**WHAT IS NEEDED**
Gather every line of the entries that includes the word "Размещение".

**RECORDS TO PROCESS**

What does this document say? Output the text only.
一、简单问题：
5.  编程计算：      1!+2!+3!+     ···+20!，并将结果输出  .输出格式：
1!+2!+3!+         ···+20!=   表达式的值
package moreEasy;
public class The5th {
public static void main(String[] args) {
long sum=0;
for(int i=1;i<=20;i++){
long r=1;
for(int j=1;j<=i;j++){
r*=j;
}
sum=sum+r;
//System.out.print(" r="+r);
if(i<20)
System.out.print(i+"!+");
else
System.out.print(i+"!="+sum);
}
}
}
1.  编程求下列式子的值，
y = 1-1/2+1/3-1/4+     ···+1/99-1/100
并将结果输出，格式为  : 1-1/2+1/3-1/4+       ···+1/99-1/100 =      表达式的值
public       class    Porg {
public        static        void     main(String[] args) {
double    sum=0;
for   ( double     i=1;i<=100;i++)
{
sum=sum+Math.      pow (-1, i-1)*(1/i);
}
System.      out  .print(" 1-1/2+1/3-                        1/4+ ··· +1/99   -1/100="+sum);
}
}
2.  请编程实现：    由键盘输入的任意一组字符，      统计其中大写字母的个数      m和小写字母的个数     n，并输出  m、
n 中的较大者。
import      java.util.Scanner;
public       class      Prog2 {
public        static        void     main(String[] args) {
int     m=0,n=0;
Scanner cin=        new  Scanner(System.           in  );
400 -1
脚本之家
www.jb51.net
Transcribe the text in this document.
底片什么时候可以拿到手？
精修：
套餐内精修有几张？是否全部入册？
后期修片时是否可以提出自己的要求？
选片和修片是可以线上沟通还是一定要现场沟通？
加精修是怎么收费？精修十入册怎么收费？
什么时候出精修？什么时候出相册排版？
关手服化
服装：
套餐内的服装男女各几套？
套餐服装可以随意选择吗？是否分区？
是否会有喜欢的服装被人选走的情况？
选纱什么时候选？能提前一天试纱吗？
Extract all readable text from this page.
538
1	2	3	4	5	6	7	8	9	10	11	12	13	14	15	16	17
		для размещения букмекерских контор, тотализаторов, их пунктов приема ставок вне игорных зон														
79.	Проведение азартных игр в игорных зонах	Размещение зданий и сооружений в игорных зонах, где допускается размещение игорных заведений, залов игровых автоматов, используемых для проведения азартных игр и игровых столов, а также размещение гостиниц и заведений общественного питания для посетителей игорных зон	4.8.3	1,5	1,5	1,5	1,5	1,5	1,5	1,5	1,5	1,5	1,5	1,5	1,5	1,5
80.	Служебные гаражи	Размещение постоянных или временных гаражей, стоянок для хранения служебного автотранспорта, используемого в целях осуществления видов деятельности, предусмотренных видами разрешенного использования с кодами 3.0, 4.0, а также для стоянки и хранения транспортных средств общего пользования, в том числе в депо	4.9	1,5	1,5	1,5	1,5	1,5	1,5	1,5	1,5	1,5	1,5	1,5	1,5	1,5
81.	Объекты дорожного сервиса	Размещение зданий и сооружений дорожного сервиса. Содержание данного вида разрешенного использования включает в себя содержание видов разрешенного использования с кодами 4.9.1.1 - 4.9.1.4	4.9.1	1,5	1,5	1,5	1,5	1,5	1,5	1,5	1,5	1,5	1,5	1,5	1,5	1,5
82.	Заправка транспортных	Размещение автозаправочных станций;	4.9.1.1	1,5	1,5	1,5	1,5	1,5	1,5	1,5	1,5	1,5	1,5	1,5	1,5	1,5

**WRITTEN SOLUTION**
79.	Проведение азартных игр в игорных зонах	Размещение зданий и сооружений в игорных зонах, где допускается размещение игорных заведений, залов игровых автоматов, используемых для проведения азартных игр и игровых столов, а также размещение гостиниц и заведений общественного питания для посетителей игорных зон	4.8.3	1,5	1,5	1,5	1,5	1,5	1,5	1,5	1,5	1,5	1,5	1,5	1,5	1,5
80.	Служебные гаражи	Размещение постоянных или временных гаражей, стоянок для хранения служебного автотранспорта, используемого в целях осуществления видов деятельности, предусмотренных видами разрешенного использования с кодами 3.0, 4.0, а также для стоянки и хранения транспортных средств общего пользования, в том числе в депо	4.9	1,5	1,5	1,5	1,5	1,5	1,5	1,5	1,5	1,5	1,5	1,5	1,5	1,5
81.	Объекты дорожного сервиса	Размещение зданий и сооружений дорожного сервиса. Содержание данного вида разрешенного использования включает в себя содержание видов разрешенного использования с кодами 4.9.1.1 - 4.9.1.4	4.9.1	1,5	1,5	1,5	1,5	1,5	1,5	1,5	1,5	1,5	1,5	1,5	1,5	1,5
82.	Заправка транспортных	Размещение автозаправочных станций;	4.9.1.1	1,5	1,5	1,5	1,5	1,5	1,5	1,5	1,5	1,5	1,5	1,5	1,5	1,5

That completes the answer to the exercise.